Extracted data entries
## Begin
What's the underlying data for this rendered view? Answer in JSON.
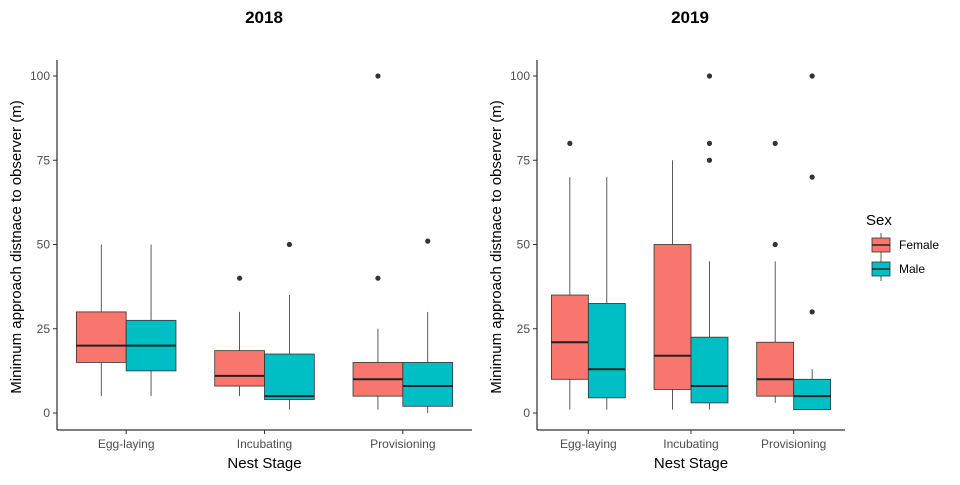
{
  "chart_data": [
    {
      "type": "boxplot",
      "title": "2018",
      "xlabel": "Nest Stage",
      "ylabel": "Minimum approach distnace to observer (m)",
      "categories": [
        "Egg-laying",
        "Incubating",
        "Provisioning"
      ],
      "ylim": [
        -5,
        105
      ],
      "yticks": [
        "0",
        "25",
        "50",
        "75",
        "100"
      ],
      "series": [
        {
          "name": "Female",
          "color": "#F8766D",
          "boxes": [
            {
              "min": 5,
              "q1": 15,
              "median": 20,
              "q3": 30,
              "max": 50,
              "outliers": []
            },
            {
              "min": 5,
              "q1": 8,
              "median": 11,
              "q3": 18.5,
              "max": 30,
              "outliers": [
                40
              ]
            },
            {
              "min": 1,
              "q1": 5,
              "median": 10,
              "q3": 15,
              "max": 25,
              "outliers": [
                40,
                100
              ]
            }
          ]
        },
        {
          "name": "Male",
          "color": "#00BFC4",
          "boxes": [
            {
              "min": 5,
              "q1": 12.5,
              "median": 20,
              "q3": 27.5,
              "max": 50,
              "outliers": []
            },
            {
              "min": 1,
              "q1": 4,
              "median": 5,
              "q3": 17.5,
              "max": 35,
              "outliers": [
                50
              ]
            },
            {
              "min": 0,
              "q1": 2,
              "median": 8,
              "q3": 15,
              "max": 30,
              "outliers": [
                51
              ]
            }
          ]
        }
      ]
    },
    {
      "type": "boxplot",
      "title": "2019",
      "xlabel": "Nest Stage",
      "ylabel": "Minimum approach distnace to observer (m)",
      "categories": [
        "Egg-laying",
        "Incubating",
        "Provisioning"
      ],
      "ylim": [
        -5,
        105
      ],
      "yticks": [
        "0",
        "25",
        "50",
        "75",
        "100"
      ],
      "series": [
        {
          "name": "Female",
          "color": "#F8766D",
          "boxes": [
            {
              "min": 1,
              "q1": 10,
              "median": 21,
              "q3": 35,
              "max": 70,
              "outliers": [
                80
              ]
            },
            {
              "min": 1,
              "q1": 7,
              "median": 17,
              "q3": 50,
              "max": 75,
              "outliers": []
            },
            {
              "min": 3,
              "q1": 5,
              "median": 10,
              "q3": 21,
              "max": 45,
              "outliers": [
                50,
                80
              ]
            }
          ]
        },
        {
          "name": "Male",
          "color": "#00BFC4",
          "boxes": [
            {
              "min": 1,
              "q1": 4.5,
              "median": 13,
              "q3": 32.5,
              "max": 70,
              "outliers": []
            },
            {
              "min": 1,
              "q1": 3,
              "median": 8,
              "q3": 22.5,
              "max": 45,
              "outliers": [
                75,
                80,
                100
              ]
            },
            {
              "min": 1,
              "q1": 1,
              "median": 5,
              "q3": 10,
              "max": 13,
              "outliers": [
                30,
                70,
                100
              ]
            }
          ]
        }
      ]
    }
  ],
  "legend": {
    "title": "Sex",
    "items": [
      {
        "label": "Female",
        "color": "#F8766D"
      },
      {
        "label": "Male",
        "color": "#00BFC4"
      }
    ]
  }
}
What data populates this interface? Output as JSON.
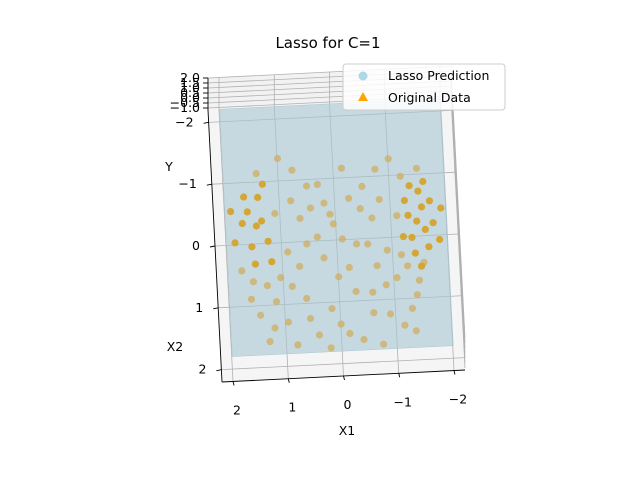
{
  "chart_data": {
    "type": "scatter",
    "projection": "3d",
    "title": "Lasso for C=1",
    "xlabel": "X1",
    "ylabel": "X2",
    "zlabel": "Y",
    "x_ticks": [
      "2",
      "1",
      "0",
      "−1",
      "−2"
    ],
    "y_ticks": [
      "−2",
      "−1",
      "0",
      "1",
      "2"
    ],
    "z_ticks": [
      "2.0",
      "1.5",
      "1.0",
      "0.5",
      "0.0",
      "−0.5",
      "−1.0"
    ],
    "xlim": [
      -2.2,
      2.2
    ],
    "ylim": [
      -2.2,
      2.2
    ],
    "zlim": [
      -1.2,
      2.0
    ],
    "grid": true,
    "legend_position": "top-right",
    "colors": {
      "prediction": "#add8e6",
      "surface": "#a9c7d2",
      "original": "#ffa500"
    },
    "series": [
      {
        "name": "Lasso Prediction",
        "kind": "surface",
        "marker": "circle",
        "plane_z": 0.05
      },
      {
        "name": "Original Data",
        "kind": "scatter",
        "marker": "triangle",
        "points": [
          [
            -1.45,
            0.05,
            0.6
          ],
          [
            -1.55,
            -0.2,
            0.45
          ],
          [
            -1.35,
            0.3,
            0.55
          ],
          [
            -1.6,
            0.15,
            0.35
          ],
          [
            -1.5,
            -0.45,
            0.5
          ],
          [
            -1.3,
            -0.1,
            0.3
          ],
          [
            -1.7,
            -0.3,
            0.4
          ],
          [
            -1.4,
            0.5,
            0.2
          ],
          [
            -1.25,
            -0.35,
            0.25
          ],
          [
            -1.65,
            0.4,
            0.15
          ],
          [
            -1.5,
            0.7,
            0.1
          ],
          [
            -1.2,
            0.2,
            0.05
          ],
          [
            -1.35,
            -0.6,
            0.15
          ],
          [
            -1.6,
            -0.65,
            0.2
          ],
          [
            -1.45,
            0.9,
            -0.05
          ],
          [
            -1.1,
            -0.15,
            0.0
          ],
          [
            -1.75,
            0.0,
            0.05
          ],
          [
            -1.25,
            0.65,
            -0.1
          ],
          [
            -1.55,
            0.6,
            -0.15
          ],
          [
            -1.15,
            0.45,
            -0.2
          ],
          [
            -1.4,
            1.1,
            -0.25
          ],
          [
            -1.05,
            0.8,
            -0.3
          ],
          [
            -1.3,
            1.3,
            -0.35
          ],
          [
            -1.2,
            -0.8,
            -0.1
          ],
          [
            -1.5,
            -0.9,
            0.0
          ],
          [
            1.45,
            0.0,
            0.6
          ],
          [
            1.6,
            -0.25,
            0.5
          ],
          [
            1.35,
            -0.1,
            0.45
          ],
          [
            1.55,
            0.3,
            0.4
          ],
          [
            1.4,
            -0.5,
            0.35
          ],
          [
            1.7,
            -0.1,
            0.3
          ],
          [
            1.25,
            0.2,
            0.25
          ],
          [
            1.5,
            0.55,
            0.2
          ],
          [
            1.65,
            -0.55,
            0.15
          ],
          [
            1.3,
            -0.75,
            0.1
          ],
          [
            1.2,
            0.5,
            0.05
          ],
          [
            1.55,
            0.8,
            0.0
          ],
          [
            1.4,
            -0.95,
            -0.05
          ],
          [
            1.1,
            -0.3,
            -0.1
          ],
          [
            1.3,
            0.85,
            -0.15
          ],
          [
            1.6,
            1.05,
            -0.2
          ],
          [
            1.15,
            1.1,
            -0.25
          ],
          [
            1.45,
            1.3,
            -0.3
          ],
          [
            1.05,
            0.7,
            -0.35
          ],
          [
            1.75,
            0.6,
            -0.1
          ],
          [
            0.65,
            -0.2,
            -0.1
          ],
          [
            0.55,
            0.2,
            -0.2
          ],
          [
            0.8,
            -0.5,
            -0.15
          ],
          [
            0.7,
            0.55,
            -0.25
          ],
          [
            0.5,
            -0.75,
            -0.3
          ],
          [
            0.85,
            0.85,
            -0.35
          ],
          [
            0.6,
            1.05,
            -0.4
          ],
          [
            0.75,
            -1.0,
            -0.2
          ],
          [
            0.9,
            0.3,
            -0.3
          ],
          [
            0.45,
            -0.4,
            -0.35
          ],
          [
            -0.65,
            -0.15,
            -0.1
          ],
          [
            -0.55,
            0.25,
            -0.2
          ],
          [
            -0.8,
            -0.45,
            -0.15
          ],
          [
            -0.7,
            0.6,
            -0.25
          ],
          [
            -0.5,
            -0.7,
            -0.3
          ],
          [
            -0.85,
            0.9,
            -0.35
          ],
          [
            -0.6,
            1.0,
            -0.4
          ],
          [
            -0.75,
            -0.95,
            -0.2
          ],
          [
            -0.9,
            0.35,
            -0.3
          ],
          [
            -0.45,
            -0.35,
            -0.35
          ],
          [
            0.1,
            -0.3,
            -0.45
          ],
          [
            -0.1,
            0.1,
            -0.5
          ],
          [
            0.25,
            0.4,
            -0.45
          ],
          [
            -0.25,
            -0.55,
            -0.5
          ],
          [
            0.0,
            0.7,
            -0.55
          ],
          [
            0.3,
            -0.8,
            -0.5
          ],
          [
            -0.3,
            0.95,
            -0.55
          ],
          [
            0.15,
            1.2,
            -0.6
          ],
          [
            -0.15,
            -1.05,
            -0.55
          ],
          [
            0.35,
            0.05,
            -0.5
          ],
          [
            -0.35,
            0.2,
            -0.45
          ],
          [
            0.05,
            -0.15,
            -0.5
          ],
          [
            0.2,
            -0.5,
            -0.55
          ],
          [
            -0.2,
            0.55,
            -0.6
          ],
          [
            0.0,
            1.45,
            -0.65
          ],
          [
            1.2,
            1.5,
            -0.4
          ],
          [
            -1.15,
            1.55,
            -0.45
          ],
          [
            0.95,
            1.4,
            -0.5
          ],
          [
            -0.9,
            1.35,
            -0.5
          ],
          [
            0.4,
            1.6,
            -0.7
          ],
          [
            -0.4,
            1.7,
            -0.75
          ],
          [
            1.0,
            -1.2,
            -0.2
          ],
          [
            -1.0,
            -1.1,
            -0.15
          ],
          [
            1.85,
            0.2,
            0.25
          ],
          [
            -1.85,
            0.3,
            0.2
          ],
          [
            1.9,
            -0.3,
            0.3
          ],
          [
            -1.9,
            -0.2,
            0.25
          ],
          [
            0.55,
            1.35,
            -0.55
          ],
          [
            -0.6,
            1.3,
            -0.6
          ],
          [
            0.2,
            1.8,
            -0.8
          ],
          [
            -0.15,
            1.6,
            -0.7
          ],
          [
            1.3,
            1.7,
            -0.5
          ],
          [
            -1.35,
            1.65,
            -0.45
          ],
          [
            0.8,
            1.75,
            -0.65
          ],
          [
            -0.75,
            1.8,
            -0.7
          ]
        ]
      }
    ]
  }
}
## End
## Begin
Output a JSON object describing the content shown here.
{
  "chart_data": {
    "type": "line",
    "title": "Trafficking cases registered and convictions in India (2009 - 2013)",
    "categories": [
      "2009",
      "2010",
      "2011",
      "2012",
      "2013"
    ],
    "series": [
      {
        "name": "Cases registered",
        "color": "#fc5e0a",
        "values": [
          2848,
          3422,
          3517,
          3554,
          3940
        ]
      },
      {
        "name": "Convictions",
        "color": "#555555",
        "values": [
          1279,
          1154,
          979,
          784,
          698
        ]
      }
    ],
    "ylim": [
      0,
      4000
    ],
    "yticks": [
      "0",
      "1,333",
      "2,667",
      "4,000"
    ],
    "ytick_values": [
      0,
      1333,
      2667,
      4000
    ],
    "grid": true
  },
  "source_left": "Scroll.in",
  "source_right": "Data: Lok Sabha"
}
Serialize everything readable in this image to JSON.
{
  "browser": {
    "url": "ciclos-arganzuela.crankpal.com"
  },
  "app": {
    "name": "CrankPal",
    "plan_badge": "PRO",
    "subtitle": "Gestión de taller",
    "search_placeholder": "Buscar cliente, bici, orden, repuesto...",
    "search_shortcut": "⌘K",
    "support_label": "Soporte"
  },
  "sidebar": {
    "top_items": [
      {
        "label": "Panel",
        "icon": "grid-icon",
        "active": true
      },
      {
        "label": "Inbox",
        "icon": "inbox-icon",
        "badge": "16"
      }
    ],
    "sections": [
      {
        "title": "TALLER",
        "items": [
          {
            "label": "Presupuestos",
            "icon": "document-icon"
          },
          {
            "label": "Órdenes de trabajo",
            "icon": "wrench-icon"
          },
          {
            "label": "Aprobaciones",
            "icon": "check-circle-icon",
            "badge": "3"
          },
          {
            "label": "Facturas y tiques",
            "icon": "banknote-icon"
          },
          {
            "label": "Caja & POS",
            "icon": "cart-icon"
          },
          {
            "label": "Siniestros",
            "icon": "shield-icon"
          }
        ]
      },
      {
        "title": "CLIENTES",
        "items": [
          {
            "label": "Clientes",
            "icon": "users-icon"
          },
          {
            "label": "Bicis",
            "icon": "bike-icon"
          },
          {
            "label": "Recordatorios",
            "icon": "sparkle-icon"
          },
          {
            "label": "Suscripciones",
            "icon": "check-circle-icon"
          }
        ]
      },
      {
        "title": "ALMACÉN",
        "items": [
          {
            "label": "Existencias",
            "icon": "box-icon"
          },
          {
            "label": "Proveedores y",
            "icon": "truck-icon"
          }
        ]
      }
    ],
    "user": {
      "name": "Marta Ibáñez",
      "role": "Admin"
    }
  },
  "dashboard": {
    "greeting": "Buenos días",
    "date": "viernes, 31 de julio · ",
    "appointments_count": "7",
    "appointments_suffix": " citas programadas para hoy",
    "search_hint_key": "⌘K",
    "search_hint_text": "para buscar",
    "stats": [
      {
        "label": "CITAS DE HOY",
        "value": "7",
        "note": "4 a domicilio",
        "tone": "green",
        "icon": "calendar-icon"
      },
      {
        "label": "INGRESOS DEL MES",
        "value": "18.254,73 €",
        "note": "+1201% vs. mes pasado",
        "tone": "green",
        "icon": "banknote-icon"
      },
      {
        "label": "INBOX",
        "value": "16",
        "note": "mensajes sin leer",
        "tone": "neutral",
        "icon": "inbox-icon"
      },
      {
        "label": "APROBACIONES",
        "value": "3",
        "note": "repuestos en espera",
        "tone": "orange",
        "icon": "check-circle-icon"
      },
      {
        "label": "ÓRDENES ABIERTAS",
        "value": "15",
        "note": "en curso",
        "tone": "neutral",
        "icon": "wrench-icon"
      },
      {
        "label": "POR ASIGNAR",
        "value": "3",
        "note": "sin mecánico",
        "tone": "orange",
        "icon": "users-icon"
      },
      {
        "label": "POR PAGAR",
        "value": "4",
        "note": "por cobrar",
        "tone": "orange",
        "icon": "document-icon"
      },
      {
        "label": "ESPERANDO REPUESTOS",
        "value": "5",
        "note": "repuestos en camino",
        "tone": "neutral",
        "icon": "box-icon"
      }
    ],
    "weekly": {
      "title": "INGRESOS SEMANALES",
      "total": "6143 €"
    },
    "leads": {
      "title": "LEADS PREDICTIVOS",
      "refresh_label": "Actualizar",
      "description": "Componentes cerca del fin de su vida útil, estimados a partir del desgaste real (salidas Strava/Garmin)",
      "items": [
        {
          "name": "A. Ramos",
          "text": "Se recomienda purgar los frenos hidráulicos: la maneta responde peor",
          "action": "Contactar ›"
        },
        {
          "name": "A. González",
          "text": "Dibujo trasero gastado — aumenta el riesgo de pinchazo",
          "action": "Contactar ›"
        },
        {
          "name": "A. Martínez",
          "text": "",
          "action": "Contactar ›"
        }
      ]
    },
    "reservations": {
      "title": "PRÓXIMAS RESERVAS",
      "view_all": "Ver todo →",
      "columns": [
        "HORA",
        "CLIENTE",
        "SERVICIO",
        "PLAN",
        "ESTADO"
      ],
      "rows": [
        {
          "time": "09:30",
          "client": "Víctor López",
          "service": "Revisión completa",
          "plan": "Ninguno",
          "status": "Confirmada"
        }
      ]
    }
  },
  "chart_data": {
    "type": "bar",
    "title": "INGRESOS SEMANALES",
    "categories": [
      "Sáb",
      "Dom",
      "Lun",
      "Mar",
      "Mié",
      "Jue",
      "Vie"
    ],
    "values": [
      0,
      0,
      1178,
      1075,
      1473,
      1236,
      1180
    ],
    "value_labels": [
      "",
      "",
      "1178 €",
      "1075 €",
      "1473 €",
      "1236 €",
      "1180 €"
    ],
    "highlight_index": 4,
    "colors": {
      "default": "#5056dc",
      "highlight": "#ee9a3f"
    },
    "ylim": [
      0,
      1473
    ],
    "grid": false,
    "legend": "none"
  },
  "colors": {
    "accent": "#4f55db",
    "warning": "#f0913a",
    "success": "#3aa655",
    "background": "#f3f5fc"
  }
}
## End
## Begin
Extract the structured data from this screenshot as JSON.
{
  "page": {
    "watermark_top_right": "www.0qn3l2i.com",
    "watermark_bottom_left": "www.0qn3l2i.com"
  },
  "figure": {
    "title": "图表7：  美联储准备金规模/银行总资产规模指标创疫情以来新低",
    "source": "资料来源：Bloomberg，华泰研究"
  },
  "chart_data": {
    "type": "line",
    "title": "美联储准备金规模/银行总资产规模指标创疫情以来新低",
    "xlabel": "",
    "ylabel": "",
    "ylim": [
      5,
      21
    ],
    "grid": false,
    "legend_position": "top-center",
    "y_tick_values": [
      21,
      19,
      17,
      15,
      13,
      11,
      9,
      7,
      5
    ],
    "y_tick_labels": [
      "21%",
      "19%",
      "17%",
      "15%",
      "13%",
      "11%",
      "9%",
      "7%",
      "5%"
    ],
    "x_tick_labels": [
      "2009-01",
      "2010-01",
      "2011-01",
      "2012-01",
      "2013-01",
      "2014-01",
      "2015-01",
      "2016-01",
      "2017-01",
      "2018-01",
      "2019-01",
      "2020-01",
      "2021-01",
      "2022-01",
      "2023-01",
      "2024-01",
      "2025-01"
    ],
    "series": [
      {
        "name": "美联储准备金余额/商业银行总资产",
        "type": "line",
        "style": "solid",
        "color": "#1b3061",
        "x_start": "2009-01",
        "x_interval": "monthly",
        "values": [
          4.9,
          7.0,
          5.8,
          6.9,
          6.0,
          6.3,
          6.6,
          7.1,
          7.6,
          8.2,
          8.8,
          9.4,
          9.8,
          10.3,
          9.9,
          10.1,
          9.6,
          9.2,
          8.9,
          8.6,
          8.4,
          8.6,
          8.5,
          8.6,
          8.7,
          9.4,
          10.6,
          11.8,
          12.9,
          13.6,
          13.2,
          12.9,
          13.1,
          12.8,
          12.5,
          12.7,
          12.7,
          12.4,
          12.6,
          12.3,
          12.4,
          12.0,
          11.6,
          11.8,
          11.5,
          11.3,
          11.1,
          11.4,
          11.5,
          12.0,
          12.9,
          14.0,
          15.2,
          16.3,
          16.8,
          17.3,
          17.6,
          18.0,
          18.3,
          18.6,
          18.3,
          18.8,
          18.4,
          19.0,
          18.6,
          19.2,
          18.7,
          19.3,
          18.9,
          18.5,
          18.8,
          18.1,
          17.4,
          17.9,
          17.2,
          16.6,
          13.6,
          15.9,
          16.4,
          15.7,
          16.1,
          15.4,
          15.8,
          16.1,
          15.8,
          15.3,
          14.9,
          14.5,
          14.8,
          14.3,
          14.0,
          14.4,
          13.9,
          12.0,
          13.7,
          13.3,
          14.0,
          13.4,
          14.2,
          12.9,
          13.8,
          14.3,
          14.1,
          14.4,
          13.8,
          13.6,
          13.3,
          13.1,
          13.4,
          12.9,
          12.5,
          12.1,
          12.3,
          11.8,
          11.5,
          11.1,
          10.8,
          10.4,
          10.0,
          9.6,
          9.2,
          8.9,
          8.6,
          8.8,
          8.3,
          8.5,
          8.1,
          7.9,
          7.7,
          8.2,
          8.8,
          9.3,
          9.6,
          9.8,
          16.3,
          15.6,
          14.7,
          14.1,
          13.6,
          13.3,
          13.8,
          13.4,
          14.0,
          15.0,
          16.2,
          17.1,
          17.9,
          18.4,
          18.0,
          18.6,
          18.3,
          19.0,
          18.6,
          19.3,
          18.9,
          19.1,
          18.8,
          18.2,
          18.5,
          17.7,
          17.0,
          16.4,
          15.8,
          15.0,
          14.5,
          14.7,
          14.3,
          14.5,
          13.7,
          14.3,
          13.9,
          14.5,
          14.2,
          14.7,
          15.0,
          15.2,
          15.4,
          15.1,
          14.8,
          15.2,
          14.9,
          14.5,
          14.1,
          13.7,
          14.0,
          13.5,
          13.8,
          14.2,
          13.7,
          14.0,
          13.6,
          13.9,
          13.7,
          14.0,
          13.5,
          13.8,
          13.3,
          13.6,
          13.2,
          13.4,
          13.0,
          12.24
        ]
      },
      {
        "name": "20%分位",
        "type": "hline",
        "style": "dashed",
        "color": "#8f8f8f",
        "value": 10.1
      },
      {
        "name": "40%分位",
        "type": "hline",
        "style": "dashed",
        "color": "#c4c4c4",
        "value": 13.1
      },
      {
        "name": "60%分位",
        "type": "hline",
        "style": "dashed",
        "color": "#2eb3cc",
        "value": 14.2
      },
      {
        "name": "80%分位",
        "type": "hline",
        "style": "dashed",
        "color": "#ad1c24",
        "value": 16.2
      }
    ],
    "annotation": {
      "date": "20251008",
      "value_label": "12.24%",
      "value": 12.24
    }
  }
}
## End
In how many lines of the data does the string "银行总资产规模指标创疫情以来新低" appear? Give only the number.

__Full solution__:
2